───── RECORDS PROVIDED ─────
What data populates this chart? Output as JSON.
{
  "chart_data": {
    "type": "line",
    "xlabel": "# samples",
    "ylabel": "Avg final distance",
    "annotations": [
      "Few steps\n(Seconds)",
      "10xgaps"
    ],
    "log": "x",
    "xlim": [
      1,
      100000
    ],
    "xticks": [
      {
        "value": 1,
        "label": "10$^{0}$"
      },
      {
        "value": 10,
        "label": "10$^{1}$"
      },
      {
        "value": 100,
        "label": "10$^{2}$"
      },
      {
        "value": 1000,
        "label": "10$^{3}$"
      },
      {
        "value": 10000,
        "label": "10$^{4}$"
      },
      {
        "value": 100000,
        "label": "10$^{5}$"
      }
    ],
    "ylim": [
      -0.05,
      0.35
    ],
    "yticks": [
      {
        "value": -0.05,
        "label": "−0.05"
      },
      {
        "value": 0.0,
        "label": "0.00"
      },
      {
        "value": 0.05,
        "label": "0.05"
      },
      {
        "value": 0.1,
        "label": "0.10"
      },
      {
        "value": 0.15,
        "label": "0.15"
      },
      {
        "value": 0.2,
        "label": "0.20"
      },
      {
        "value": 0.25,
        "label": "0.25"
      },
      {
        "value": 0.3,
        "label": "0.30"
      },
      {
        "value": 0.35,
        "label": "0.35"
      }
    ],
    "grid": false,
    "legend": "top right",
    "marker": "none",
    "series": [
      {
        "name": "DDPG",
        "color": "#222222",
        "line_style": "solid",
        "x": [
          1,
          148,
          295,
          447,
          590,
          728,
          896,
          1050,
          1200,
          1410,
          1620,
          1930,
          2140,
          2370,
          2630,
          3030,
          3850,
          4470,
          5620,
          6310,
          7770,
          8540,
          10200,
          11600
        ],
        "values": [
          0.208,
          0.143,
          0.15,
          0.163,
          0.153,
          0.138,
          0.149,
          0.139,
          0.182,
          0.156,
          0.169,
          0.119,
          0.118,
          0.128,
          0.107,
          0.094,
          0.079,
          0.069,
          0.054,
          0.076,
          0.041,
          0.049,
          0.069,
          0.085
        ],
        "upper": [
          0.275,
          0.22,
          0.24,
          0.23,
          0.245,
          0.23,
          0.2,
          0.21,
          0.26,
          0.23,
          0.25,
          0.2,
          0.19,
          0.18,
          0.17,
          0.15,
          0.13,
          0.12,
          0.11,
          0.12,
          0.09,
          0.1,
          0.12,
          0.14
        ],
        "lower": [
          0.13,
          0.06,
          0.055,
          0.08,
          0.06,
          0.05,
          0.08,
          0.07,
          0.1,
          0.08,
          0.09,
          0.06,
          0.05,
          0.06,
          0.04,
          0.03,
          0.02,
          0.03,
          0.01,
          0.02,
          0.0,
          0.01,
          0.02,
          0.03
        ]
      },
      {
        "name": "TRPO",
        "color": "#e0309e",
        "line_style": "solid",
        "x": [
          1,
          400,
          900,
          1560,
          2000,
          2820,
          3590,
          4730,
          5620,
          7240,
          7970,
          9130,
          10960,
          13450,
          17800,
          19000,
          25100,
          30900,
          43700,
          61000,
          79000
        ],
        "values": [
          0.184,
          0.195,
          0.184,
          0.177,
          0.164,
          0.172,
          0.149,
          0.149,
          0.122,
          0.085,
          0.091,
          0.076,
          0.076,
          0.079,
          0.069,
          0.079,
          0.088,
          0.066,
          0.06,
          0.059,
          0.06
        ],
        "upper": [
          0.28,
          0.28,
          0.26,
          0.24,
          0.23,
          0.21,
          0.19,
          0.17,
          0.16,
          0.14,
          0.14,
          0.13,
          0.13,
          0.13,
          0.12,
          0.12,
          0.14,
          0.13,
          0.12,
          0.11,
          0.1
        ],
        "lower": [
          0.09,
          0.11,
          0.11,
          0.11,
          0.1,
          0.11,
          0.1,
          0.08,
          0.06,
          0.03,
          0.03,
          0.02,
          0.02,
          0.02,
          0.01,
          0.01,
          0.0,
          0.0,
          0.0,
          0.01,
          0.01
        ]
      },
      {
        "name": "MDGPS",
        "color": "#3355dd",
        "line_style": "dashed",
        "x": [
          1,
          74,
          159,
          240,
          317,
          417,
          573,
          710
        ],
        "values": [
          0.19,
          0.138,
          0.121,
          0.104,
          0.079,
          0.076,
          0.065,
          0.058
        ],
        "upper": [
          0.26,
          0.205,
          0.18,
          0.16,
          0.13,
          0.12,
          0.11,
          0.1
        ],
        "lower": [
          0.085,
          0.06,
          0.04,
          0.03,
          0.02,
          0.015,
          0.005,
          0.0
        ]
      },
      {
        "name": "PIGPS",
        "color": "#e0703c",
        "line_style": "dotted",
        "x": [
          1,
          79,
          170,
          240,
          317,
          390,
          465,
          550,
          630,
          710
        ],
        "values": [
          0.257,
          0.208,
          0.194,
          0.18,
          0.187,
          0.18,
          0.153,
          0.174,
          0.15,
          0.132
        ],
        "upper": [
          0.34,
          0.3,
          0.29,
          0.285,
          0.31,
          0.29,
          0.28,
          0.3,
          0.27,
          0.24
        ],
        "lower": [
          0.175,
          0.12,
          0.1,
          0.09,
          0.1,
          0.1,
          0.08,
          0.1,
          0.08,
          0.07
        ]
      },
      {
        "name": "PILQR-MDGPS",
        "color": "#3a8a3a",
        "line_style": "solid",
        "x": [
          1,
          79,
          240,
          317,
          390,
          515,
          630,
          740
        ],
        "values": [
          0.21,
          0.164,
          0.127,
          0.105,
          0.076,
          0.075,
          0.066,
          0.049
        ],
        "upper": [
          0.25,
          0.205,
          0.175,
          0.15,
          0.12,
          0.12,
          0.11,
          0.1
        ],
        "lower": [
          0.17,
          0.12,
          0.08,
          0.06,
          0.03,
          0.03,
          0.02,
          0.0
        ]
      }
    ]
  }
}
─────
§ SHORT EXERCISE
Retype the whole listing above exactly.

§ EXERCISE ANSWER
What data populates this chart? Output as JSON.
{
  "chart_data": {
    "type": "line",
    "xlabel": "# samples",
    "ylabel": "Avg final distance",
    "annotations": [
      "Few steps\n(Seconds)",
      "10xgaps"
    ],
    "log": "x",
    "xlim": [
      1,
      100000
    ],
    "xticks": [
      {
        "value": 1,
        "label": "10$^{0}$"
      },
      {
        "value": 10,
        "label": "10$^{1}$"
      },
      {
        "value": 100,
        "label": "10$^{2}$"
      },
      {
        "value": 1000,
        "label": "10$^{3}$"
      },
      {
        "value": 10000,
        "label": "10$^{4}$"
      },
      {
        "value": 100000,
        "label": "10$^{5}$"
      }
    ],
    "ylim": [
      -0.05,
      0.35
    ],
    "yticks": [
      {
        "value": -0.05,
        "label": "−0.05"
      },
      {
        "value": 0.0,
        "label": "0.00"
      },
      {
        "value": 0.05,
        "label": "0.05"
      },
      {
        "value": 0.1,
        "label": "0.10"
      },
      {
        "value": 0.15,
        "label": "0.15"
      },
      {
        "value": 0.2,
        "label": "0.20"
      },
      {
        "value": 0.25,
        "label": "0.25"
      },
      {
        "value": 0.3,
        "label": "0.30"
      },
      {
        "value": 0.35,
        "label": "0.35"
      }
    ],
    "grid": false,
    "legend": "top right",
    "marker": "none",
    "series": [
      {
        "name": "DDPG",
        "color": "#222222",
        "line_style": "solid",
        "x": [
          1,
          148,
          295,
          447,
          590,
          728,
          896,
          1050,
          1200,
          1410,
          1620,
          1930,
          2140,
          2370,
          2630,
          3030,
          3850,
          4470,
          5620,
          6310,
          7770,
          8540,
          10200,
          11600
        ],
        "values": [
          0.208,
          0.143,
          0.15,
          0.163,
          0.153,
          0.138,
          0.149,
          0.139,
          0.182,
          0.156,
          0.169,
          0.119,
          0.118,
          0.128,
          0.107,
          0.094,
          0.079,
          0.069,
          0.054,
          0.076,
          0.041,
          0.049,
          0.069,
          0.085
        ],
        "upper": [
          0.275,
          0.22,
          0.24,
          0.23,
          0.245,
          0.23,
          0.2,
          0.21,
          0.26,
          0.23,
          0.25,
          0.2,
          0.19,
          0.18,
          0.17,
          0.15,
          0.13,
          0.12,
          0.11,
          0.12,
          0.09,
          0.1,
          0.12,
          0.14
        ],
        "lower": [
          0.13,
          0.06,
          0.055,
          0.08,
          0.06,
          0.05,
          0.08,
          0.07,
          0.1,
          0.08,
          0.09,
          0.06,
          0.05,
          0.06,
          0.04,
          0.03,
          0.02,
          0.03,
          0.01,
          0.02,
          0.0,
          0.01,
          0.02,
          0.03
        ]
      },
      {
        "name": "TRPO",
        "color": "#e0309e",
        "line_style": "solid",
        "x": [
          1,
          400,
          900,
          1560,
          2000,
          2820,
          3590,
          4730,
          5620,
          7240,
          7970,
          9130,
          10960,
          13450,
          17800,
          19000,
          25100,
          30900,
          43700,
          61000,
          79000
        ],
        "values": [
          0.184,
          0.195,
          0.184,
          0.177,
          0.164,
          0.172,
          0.149,
          0.149,
          0.122,
          0.085,
          0.091,
          0.076,
          0.076,
          0.079,
          0.069,
          0.079,
          0.088,
          0.066,
          0.06,
          0.059,
          0.06
        ],
        "upper": [
          0.28,
          0.28,
          0.26,
          0.24,
          0.23,
          0.21,
          0.19,
          0.17,
          0.16,
          0.14,
          0.14,
          0.13,
          0.13,
          0.13,
          0.12,
          0.12,
          0.14,
          0.13,
          0.12,
          0.11,
          0.1
        ],
        "lower": [
          0.09,
          0.11,
          0.11,
          0.11,
          0.1,
          0.11,
          0.1,
          0.08,
          0.06,
          0.03,
          0.03,
          0.02,
          0.02,
          0.02,
          0.01,
          0.01,
          0.0,
          0.0,
          0.0,
          0.01,
          0.01
        ]
      },
      {
        "name": "MDGPS",
        "color": "#3355dd",
        "line_style": "dashed",
        "x": [
          1,
          74,
          159,
          240,
          317,
          417,
          573,
          710
        ],
        "values": [
          0.19,
          0.138,
          0.121,
          0.104,
          0.079,
          0.076,
          0.065,
          0.058
        ],
        "upper": [
          0.26,
          0.205,
          0.18,
          0.16,
          0.13,
          0.12,
          0.11,
          0.1
        ],
        "lower": [
          0.085,
          0.06,
          0.04,
          0.03,
          0.02,
          0.015,
          0.005,
          0.0
        ]
      },
      {
        "name": "PIGPS",
        "color": "#e0703c",
        "line_style": "dotted",
        "x": [
          1,
          79,
          170,
          240,
          317,
          390,
          465,
          550,
          630,
          710
        ],
        "values": [
          0.257,
          0.208,
          0.194,
          0.18,
          0.187,
          0.18,
          0.153,
          0.174,
          0.15,
          0.132
        ],
        "upper": [
          0.34,
          0.3,
          0.29,
          0.285,
          0.31,
          0.29,
          0.28,
          0.3,
          0.27,
          0.24
        ],
        "lower": [
          0.175,
          0.12,
          0.1,
          0.09,
          0.1,
          0.1,
          0.08,
          0.1,
          0.08,
          0.07
        ]
      },
      {
        "name": "PILQR-MDGPS",
        "color": "#3a8a3a",
        "line_style": "solid",
        "x": [
          1,
          79,
          240,
          317,
          390,
          515,
          630,
          740
        ],
        "values": [
          0.21,
          0.164,
          0.127,
          0.105,
          0.076,
          0.075,
          0.066,
          0.049
        ],
        "upper": [
          0.25,
          0.205,
          0.175,
          0.15,
          0.12,
          0.12,
          0.11,
          0.1
        ],
        "lower": [
          0.17,
          0.12,
          0.08,
          0.06,
          0.03,
          0.03,
          0.02,
          0.0
        ]
      }
    ]
  }
}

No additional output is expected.